*DATA FOR THIS EXERCISE*
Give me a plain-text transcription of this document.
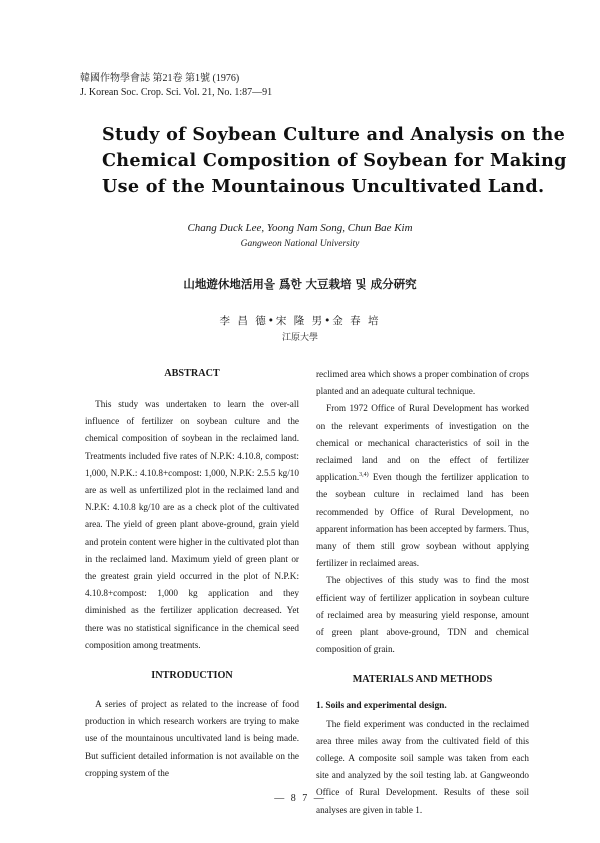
韓國作物學會誌 第21卷 第1號 (1976)
J. Korean Soc. Crop. Sci. Vol. 21, No. 1:87—91
Study of Soybean Culture and Analysis on the
Chemical Composition of Soybean for Making
Use of the Mountainous Uncultivated Land.
Chang Duck Lee, Yoong Nam Song, Chun Bae Kim
Gangweon National University
山地遊休地活用을 爲한 大豆栽培 및 成分硏究
李 昌 德•宋 隆 男•金 春 培
江原大學
ABSTRACT

This study was undertaken to learn the over-all influence of fertilizer on soybean culture and the chemical composition of soybean in the reclaimed land. Treatments included five rates of N.P.K: 4.10.8, compost: 1,000, N.P.K.: 4.10.8+compost: 1,000, N.P.K: 2.5.5 kg/10 are as well as unfertilized plot in the reclaimed land and N.P.K: 4.10.8 kg/10 are as a check plot of the cultivated area. The yield of green plant above-ground, grain yield and protein content were higher in the cultivated plot than in the reclaimed land. Maximum yield of green plant or the greatest grain yield occurred in the plot of N.P.K: 4.10.8+compost: 1,000 kg application and they diminished as the fertilizer application decreased. Yet there was no statistical significance in the chemical seed composition among treatments.

INTRODUCTION

A series of project as related to the increase of food production in which research workers are trying to make use of the mountainous uncultivated land is being made. But sufficient detailed information is not available on the cropping system of the

reclimed area which shows a proper combination of crops planted and an adequate cultural technique.

From 1972 Office of Rural Development has worked on the relevant experiments of investigation on the chemical or mechanical characteristics of soil in the reclaimed land and on the effect of fertilizer application.$^{3,4)}$ Even though the fertilizer application to the soybean culture in reclaimed land has been recommended by Office of Rural Development, no apparent information has been accepted by farmers. Thus, many of them still grow soybean without applying fertilizer in reclaimed areas.

The objectives of this study was to find the most efficient way of fertilizer application in soybean culture of reclaimed area by measuring yield response, amount of green plant above-ground, TDN and chemical composition of grain.

MATERIALS AND METHODS

1. Soils and experimental design.

The field experiment was conducted in the reclaimed area three miles away from the cultivated field of this college. A composite soil sample was taken from each site and analyzed by the soil testing lab. at Gangweondo Office of Rural Development. Results of these soil analyses are given in table 1.

— 8 7 —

*EXERCISE GOAL*
Going through the material, count each line that carries the word "which", and output only that count.

*OUTPUT BELOW*
2